WHAT IS REQUIRED: Within the records below, find each line that holds the string "SAMSTAG", then copy it.

[Dataset entries]
--- start ---
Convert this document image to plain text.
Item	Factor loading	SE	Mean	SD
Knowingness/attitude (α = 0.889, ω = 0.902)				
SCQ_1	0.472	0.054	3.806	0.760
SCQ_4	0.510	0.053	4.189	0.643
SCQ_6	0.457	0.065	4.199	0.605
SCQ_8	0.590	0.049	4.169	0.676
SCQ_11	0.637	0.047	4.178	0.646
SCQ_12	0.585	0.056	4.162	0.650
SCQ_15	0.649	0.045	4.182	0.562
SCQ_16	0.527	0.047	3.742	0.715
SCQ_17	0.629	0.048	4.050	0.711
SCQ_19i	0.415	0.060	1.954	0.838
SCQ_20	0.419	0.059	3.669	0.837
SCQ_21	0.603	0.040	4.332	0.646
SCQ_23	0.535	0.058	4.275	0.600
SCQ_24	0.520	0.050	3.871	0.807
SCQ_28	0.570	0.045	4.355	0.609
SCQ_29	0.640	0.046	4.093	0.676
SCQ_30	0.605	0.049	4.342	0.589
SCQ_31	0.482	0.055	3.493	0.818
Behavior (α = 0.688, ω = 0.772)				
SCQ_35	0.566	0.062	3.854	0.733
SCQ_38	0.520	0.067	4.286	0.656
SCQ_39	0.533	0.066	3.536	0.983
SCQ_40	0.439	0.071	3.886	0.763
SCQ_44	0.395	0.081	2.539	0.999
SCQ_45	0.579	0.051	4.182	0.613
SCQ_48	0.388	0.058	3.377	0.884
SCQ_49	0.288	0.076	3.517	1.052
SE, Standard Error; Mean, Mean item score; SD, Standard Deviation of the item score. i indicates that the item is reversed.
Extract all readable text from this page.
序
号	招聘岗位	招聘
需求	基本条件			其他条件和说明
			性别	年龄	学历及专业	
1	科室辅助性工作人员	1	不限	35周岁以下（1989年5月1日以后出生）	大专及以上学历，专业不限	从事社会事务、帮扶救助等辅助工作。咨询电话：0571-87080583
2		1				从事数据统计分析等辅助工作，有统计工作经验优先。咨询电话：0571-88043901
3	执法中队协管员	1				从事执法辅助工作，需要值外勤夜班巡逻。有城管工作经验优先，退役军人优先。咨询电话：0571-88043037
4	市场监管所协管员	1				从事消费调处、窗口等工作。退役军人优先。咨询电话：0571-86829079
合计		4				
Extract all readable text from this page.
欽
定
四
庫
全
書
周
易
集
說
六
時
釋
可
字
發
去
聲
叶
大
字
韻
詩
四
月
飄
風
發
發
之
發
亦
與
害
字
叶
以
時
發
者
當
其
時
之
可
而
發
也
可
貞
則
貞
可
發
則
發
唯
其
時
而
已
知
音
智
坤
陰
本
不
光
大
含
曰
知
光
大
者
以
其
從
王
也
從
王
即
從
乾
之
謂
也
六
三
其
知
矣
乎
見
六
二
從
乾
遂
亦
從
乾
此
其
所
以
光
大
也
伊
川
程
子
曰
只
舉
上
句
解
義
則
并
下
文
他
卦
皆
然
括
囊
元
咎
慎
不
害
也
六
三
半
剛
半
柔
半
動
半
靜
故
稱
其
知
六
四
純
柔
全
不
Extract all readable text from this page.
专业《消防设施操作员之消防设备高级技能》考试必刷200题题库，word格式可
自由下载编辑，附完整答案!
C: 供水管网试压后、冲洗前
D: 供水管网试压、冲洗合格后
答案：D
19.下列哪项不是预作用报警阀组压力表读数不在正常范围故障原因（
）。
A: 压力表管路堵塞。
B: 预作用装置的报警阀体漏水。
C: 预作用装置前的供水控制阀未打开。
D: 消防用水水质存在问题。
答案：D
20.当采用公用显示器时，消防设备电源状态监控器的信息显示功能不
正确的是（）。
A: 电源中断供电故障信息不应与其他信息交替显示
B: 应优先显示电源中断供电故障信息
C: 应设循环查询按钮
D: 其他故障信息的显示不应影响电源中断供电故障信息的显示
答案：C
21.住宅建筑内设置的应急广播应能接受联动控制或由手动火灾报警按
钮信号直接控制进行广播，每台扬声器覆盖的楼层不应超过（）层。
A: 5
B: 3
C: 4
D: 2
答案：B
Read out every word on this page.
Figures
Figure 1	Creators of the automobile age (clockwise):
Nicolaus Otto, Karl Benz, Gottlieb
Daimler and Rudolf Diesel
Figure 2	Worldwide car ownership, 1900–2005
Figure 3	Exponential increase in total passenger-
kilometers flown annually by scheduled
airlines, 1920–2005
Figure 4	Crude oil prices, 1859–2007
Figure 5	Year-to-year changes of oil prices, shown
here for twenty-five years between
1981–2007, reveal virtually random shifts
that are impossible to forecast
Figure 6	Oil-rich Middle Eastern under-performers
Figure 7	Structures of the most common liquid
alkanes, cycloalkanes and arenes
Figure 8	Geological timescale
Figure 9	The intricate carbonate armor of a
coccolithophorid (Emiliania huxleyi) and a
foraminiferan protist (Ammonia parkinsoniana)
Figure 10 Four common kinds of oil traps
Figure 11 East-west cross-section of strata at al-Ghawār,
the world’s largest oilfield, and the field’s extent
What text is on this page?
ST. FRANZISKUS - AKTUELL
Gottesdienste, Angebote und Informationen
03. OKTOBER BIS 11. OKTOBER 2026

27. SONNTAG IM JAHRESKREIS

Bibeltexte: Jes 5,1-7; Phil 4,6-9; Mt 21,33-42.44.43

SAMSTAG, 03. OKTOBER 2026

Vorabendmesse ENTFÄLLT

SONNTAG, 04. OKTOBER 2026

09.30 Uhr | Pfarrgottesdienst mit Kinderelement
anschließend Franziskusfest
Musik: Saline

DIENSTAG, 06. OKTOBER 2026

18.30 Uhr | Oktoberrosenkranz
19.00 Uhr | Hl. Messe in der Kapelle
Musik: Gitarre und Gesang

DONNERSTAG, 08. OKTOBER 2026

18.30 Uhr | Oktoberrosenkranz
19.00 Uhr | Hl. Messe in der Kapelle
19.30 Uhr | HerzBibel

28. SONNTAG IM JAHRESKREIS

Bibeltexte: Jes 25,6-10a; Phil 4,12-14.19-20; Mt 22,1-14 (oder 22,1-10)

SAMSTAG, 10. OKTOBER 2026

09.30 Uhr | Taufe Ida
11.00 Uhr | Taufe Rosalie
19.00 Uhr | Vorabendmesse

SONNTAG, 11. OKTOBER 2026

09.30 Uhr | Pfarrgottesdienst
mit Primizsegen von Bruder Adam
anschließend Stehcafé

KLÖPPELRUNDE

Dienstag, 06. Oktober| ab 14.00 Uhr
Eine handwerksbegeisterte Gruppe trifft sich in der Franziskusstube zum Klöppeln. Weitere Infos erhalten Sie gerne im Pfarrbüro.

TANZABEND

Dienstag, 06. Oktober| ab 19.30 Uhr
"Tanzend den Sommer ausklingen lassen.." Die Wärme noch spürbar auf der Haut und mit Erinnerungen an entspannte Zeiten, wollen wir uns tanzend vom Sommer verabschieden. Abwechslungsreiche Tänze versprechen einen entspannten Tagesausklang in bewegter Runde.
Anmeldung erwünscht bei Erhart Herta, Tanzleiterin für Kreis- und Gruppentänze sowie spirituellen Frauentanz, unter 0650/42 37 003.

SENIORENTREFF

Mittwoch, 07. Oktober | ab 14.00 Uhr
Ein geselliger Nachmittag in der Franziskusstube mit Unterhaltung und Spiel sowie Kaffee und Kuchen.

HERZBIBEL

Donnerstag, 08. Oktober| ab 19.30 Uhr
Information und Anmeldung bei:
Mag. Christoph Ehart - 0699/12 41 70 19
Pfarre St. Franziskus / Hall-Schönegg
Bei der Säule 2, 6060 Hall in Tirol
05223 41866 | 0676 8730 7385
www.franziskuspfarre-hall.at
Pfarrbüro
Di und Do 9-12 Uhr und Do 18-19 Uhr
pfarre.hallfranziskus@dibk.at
--- end ---
THE SOLUTION:
SAMSTAG, 03. OKTOBER 2026
SAMSTAG, 10. OKTOBER 2026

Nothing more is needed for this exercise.